### AVAILABLE DATA
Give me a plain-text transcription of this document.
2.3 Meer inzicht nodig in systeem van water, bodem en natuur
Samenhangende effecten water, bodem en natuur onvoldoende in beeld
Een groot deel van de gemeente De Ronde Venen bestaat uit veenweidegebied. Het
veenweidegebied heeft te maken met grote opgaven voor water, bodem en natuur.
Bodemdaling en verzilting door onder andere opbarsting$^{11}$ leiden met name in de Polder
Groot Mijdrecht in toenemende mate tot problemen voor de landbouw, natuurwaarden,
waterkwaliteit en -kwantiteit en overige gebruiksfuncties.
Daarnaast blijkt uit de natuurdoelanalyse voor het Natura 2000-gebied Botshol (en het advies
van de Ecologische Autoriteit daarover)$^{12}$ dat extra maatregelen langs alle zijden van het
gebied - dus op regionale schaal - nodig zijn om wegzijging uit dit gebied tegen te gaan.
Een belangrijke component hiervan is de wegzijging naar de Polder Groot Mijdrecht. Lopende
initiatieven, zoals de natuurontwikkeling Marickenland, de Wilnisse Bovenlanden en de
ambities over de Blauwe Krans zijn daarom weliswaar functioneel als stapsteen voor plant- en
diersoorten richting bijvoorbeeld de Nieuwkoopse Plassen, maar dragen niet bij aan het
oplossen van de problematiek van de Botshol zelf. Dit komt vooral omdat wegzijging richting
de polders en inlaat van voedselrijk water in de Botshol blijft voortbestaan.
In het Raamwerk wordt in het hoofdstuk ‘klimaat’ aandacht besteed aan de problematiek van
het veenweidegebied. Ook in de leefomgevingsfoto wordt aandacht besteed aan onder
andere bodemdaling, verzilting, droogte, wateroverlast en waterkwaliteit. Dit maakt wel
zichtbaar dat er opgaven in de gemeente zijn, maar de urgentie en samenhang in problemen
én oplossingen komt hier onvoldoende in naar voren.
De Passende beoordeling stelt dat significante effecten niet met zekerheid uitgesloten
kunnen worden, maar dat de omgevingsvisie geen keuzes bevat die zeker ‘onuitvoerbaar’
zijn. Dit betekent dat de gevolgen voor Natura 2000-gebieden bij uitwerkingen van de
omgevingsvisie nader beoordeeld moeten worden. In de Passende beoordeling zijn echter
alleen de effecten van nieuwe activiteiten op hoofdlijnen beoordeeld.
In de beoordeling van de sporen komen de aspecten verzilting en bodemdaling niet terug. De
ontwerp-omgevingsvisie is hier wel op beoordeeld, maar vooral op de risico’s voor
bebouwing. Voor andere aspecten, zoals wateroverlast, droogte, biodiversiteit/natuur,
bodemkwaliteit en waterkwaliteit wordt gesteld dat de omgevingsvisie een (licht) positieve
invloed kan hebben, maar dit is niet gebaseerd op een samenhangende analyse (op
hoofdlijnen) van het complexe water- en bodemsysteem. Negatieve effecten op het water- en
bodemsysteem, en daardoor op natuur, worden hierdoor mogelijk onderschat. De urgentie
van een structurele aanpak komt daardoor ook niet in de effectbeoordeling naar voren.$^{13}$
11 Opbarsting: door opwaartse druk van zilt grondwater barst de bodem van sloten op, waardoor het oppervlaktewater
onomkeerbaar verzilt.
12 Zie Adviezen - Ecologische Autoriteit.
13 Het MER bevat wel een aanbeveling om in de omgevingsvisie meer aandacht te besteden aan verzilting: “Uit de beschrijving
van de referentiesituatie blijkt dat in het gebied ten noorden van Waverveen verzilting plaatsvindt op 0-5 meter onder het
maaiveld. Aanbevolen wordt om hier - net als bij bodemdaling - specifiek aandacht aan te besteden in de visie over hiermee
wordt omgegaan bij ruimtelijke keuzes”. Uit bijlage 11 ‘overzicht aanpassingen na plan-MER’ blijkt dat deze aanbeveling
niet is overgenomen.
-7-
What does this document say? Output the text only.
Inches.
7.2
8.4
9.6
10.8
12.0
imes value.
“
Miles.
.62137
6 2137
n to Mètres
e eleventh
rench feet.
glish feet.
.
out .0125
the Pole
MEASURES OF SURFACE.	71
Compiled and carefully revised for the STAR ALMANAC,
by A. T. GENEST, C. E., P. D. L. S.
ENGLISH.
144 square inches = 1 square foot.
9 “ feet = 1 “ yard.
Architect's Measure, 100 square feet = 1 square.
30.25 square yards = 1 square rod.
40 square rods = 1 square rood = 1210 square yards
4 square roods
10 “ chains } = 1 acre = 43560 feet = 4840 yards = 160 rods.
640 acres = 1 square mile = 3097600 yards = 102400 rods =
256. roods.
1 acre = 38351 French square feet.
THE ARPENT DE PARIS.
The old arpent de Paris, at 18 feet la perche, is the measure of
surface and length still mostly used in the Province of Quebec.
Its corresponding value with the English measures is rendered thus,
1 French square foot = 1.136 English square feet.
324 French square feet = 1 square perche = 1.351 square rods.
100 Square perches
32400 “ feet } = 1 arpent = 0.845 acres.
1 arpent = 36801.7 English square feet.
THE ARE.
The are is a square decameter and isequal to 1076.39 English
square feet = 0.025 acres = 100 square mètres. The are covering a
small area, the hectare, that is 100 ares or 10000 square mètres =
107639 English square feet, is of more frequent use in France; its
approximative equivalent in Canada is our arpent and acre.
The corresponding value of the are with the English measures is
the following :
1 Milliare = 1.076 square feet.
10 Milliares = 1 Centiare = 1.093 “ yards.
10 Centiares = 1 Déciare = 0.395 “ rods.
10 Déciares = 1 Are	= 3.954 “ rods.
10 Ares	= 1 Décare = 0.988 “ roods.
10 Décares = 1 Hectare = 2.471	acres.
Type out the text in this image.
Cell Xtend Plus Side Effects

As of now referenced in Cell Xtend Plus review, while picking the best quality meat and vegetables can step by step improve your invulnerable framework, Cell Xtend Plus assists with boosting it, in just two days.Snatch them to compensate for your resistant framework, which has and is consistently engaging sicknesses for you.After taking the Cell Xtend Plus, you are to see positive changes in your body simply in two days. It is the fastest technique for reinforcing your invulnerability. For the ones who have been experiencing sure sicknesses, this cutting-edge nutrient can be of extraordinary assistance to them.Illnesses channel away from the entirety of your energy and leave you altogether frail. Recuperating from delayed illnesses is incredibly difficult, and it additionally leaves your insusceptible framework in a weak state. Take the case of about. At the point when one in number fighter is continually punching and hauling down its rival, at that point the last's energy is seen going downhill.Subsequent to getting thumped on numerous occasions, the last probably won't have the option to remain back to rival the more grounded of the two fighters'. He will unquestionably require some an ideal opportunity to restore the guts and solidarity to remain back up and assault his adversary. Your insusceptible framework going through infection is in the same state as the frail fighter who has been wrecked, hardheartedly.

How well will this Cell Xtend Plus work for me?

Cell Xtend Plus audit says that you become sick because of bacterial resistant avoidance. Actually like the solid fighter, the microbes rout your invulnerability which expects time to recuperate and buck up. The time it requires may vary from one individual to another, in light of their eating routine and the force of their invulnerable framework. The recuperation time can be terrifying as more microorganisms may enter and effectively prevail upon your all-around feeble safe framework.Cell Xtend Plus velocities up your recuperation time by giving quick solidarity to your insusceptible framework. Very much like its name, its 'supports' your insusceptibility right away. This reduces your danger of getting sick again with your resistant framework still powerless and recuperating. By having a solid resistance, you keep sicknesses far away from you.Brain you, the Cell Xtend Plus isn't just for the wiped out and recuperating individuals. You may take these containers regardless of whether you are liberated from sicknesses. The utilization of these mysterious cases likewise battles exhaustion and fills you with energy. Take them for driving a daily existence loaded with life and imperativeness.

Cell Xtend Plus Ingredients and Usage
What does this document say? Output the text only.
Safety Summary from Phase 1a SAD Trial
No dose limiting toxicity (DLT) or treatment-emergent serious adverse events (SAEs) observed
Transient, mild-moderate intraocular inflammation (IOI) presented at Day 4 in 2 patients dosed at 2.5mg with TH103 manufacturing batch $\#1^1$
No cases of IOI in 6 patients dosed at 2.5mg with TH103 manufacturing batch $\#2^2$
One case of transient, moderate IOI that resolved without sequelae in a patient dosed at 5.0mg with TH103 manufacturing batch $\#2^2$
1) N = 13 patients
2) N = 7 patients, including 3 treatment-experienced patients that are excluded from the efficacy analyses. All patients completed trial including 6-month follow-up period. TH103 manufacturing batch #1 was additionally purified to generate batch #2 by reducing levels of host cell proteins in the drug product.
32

### TASK ITEM
Which lines in the records above contain the word "aspecten"? Return each of them.

### EXERCISE RESULT
In de beoordeling van de sporen komen de aspecten verzilting en bodemdaling niet terug. De
bebouwing. Voor andere aspecten, zoals wateroverlast, droogte, biodiversiteit/natuur,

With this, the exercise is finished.